Experiment 2 was a traffic experiment located on the organically managed Rugballegård Experimental Station, Denmark. The experiment was concerned with the effect of topsoil compaction on soil physical properties. A compaction treatment, labeled PAC, was compared with a reference treatment, labeled REF. The experiment was established in 1997 and the treatments were applied to plots in a randomized block design with three blocks. In each experimental year (19971999), the PAC treatment was carried out in early spring on soil at field capacity or wetter than field capacity. The treatment was performed after moldboard plowing to a 20-cm depth. The PAC treatment was obtained by creating adjacent wheel tracks using a 6- to 8-Mg tractor (inflation pressure 125 kPa). Secondary tillage and sowing were carried out later in the spring by an S-tine harrow and a traditional drill at moisture content around field capacity. Small grain cereals were grown in all experimental years.

=======

### EXERCISE INSTRUCTIONS
[1] Decide whether each statement below agrees with the passage on the Rugballegård soil compaction experiment. For each of (a), (b) and (c), answer yes or no and quote the words of the passage that decide it.
(a) The compaction treatment was carried out after moldboard plowing to a depth of 20 cm.
(b) The plots were arranged in a randomized block design with four blocks.
(c) Secondary tillage was performed with a disc harrow.
[2] Write the next few sentences of the passage on the Rugballegård soil compaction experiment, picking up after its final sentence.

=======

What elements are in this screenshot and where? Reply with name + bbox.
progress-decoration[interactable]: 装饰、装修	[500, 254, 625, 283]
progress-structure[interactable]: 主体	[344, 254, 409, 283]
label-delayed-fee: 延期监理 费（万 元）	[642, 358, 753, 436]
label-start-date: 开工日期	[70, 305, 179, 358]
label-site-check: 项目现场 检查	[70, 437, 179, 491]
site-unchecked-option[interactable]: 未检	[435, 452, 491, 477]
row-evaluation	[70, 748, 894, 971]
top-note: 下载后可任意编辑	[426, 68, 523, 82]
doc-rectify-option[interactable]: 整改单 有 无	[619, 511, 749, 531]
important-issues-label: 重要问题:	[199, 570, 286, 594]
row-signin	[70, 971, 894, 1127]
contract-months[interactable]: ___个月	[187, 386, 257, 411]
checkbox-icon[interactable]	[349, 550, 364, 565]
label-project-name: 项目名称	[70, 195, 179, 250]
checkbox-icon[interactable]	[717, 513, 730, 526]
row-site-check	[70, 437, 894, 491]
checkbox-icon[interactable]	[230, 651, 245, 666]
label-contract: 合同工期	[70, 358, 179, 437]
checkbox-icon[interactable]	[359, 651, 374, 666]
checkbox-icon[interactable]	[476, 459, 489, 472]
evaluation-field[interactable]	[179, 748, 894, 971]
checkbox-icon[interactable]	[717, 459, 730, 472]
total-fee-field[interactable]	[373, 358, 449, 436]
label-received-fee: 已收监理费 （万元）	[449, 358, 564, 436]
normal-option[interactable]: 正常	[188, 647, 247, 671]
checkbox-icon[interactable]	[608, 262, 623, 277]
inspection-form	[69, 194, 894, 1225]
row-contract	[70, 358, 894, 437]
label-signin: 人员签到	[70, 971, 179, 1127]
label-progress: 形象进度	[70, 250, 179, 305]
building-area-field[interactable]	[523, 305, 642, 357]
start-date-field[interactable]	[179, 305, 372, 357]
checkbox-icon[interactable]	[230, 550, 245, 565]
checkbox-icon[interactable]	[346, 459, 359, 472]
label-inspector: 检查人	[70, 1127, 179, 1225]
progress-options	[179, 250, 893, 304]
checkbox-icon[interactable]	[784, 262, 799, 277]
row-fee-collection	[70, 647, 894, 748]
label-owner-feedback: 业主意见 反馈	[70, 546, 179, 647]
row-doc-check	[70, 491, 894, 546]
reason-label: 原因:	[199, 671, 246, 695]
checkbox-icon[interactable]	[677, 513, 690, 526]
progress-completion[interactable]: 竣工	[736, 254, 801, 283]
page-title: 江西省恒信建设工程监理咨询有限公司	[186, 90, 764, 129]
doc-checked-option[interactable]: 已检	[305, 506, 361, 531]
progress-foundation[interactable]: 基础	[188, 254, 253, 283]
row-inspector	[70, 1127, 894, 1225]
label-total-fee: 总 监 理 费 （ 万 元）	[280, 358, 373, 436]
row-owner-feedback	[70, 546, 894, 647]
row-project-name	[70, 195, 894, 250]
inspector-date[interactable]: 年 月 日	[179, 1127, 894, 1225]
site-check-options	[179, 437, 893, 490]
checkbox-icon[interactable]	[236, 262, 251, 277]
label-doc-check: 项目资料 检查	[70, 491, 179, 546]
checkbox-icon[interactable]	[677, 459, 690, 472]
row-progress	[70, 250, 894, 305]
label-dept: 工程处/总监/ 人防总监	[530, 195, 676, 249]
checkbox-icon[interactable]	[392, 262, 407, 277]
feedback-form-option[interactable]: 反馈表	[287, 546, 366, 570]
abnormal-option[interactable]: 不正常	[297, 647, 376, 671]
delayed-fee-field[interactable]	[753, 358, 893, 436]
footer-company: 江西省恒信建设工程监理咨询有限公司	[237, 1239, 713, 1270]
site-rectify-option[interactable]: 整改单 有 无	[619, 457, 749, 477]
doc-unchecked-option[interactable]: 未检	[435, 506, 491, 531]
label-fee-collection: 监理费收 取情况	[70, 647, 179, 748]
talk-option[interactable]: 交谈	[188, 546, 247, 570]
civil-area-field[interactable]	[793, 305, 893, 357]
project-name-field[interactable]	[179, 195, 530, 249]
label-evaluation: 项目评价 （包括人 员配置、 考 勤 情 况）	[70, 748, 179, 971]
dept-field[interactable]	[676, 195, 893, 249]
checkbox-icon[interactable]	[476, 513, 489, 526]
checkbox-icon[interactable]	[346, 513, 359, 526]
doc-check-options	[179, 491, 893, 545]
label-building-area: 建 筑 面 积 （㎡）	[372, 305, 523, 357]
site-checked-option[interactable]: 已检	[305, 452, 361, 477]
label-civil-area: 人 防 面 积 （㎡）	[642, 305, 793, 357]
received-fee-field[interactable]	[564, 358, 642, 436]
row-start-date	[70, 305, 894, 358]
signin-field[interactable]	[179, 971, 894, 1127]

=======

### ANSWERS TO THE EXERCISE
[1]
(a) Yes: "The treatment was performed after moldboard plowing to a 20-cm depth."
(b) No: "the treatments were applied to plots in a randomized block design with three blocks."
(c) No: "Secondary tillage and sowing were carried out later in the spring by an S-tine harrow and a traditional drill"

[2]
Sampling
In Exp. 1, a representative and uniform area of each field was selected to fit texturally the counterpart. For each field, nine sampling points were identified at the intersection of a 10 by 10 m grid. At each grid point
1 m2 of land was used for sampling and field measurements. To reduce effects of temporal variation in the parameters studied (e.g., Mulla et al., 1992), sampling and field measurements was carried out in early spring when the soil first reached water content of field capacity in an autumn-sown winter small grain cereal crop. Bulk soil was sampled from the 6- to 13-cm depth at all nine grid intersections and stored in plastic containers.
For the Exp. 2, soil sampling was performed in May 1999 shortly after plant emergence at a water content slightly drier than field water capacity (Table 2). For each plot a subsample was taken at the 7- to 12-cm depth in three 0.5 m2 areas. Subsequently, the three subsamples from each plot were bulked.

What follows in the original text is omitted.